- Extracted records -
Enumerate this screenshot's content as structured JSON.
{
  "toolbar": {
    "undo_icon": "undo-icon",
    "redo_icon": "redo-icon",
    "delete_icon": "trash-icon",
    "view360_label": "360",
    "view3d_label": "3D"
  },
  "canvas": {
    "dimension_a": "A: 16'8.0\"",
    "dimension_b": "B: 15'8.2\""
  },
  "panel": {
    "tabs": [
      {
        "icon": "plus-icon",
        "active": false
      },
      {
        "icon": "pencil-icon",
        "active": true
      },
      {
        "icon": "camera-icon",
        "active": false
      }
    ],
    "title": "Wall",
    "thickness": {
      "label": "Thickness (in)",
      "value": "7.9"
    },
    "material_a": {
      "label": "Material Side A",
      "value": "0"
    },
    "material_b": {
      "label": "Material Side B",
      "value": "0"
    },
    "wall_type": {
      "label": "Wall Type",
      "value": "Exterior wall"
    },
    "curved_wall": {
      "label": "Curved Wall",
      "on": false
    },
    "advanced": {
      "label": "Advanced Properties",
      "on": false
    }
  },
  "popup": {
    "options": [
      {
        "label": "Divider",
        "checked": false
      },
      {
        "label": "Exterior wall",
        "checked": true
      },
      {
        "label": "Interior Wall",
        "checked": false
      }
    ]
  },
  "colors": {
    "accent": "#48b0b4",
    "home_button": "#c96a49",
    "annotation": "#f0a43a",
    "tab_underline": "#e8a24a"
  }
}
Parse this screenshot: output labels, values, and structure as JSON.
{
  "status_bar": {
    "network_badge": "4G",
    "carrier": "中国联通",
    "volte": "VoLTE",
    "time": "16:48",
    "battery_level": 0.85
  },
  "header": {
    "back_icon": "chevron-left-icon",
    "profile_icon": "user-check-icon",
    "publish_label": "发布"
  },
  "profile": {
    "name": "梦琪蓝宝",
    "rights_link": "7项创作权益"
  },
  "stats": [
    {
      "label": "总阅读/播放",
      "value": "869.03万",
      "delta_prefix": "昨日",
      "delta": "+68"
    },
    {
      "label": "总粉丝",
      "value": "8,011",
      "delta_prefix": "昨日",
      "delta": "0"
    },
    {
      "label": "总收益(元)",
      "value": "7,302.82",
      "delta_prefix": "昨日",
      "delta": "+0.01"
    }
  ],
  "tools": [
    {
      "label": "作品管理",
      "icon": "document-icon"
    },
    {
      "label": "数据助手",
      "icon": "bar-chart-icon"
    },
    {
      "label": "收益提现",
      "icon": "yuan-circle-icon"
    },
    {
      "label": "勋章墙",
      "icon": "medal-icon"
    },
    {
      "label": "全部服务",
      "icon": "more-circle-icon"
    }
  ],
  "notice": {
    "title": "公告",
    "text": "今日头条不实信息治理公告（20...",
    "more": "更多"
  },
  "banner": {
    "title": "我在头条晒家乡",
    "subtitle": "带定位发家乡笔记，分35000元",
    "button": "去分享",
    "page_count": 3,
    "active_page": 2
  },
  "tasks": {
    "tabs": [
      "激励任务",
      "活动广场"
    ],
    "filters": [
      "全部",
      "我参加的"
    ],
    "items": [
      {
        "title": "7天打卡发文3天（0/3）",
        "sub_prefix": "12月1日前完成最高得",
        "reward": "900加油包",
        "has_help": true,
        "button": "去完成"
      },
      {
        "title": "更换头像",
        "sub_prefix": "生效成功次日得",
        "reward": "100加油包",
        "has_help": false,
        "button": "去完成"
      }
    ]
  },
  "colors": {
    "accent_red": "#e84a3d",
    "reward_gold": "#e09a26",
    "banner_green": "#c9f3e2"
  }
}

- Stated goal -
Write out every record, exactly as written.

- Result for this task -
Enumerate this screenshot's content as structured JSON.
{
  "toolbar": {
    "undo_icon": "undo-icon",
    "redo_icon": "redo-icon",
    "delete_icon": "trash-icon",
    "view360_label": "360",
    "view3d_label": "3D"
  },
  "canvas": {
    "dimension_a": "A: 16'8.0\"",
    "dimension_b": "B: 15'8.2\""
  },
  "panel": {
    "tabs": [
      {
        "icon": "plus-icon",
        "active": false
      },
      {
        "icon": "pencil-icon",
        "active": true
      },
      {
        "icon": "camera-icon",
        "active": false
      }
    ],
    "title": "Wall",
    "thickness": {
      "label": "Thickness (in)",
      "value": "7.9"
    },
    "material_a": {
      "label": "Material Side A",
      "value": "0"
    },
    "material_b": {
      "label": "Material Side B",
      "value": "0"
    },
    "wall_type": {
      "label": "Wall Type",
      "value": "Exterior wall"
    },
    "curved_wall": {
      "label": "Curved Wall",
      "on": false
    },
    "advanced": {
      "label": "Advanced Properties",
      "on": false
    }
  },
  "popup": {
    "options": [
      {
        "label": "Divider",
        "checked": false
      },
      {
        "label": "Exterior wall",
        "checked": true
      },
      {
        "label": "Interior Wall",
        "checked": false
      }
    ]
  },
  "colors": {
    "accent": "#48b0b4",
    "home_button": "#c96a49",
    "annotation": "#f0a43a",
    "tab_underline": "#e8a24a"
  }
}
Parse this screenshot: output labels, values, and structure as JSON.
{
  "status_bar": {
    "network_badge": "4G",
    "carrier": "中国联通",
    "volte": "VoLTE",
    "time": "16:48",
    "battery_level": 0.85
  },
  "header": {
    "back_icon": "chevron-left-icon",
    "profile_icon": "user-check-icon",
    "publish_label": "发布"
  },
  "profile": {
    "name": "梦琪蓝宝",
    "rights_link": "7项创作权益"
  },
  "stats": [
    {
      "label": "总阅读/播放",
      "value": "869.03万",
      "delta_prefix": "昨日",
      "delta": "+68"
    },
    {
      "label": "总粉丝",
      "value": "8,011",
      "delta_prefix": "昨日",
      "delta": "0"
    },
    {
      "label": "总收益(元)",
      "value": "7,302.82",
      "delta_prefix": "昨日",
      "delta": "+0.01"
    }
  ],
  "tools": [
    {
      "label": "作品管理",
      "icon": "document-icon"
    },
    {
      "label": "数据助手",
      "icon": "bar-chart-icon"
    },
    {
      "label": "收益提现",
      "icon": "yuan-circle-icon"
    },
    {
      "label": "勋章墙",
      "icon": "medal-icon"
    },
    {
      "label": "全部服务",
      "icon": "more-circle-icon"
    }
  ],
  "notice": {
    "title": "公告",
    "text": "今日头条不实信息治理公告（20...",
    "more": "更多"
  },
  "banner": {
    "title": "我在头条晒家乡",
    "subtitle": "带定位发家乡笔记，分35000元",
    "button": "去分享",
    "page_count": 3,
    "active_page": 2
  },
  "tasks": {
    "tabs": [
      "激励任务",
      "活动广场"
    ],
    "filters": [
      "全部",
      "我参加的"
    ],
    "items": [
      {
        "title": "7天打卡发文3天（0/3）",
        "sub_prefix": "12月1日前完成最高得",
        "reward": "900加油包",
        "has_help": true,
        "button": "去完成"
      },
      {
        "title": "更换头像",
        "sub_prefix": "生效成功次日得",
        "reward": "100加油包",
        "has_help": false,
        "button": "去完成"
      }
    ]
  },
  "colors": {
    "accent_red": "#e84a3d",
    "reward_gold": "#e09a26",
    "banner_green": "#c9f3e2"
  }
}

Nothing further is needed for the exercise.